- _Job_:
Filter the records for lines holding the string "three".
===== Information given
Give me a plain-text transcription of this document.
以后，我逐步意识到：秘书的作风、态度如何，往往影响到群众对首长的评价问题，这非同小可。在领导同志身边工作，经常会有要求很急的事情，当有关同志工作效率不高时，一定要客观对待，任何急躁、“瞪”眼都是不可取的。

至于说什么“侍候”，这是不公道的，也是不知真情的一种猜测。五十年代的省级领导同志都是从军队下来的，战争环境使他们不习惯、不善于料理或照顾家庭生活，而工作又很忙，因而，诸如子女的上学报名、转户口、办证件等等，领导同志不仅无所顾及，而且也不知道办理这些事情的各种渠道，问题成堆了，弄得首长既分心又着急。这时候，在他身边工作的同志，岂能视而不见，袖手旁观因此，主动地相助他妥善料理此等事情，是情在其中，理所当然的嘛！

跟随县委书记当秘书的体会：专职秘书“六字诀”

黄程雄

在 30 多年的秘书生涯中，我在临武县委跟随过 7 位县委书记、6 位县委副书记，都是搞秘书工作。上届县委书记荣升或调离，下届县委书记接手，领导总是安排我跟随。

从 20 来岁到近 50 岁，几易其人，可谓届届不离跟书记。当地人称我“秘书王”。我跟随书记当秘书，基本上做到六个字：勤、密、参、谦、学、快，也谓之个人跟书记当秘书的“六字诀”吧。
==========
===== Information given
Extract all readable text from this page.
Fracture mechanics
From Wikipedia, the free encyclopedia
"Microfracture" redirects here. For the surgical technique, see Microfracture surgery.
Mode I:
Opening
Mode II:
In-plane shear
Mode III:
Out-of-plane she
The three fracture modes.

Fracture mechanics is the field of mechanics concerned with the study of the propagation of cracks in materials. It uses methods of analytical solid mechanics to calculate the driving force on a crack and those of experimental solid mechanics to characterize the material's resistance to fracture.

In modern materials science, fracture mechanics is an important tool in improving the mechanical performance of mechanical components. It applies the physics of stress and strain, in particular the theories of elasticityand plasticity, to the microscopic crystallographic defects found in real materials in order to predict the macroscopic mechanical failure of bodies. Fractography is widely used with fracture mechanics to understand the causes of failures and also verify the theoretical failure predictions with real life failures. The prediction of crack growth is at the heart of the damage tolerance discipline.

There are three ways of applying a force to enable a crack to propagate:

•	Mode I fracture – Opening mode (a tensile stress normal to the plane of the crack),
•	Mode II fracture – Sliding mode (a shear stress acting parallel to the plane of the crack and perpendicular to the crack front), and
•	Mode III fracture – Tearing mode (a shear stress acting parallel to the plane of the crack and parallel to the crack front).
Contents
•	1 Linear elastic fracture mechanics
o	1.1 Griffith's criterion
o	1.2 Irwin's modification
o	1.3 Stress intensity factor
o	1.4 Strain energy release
==========
- _Written response_:
The three fracture modes.
There are three ways of applying a force to enable a crack to propagate:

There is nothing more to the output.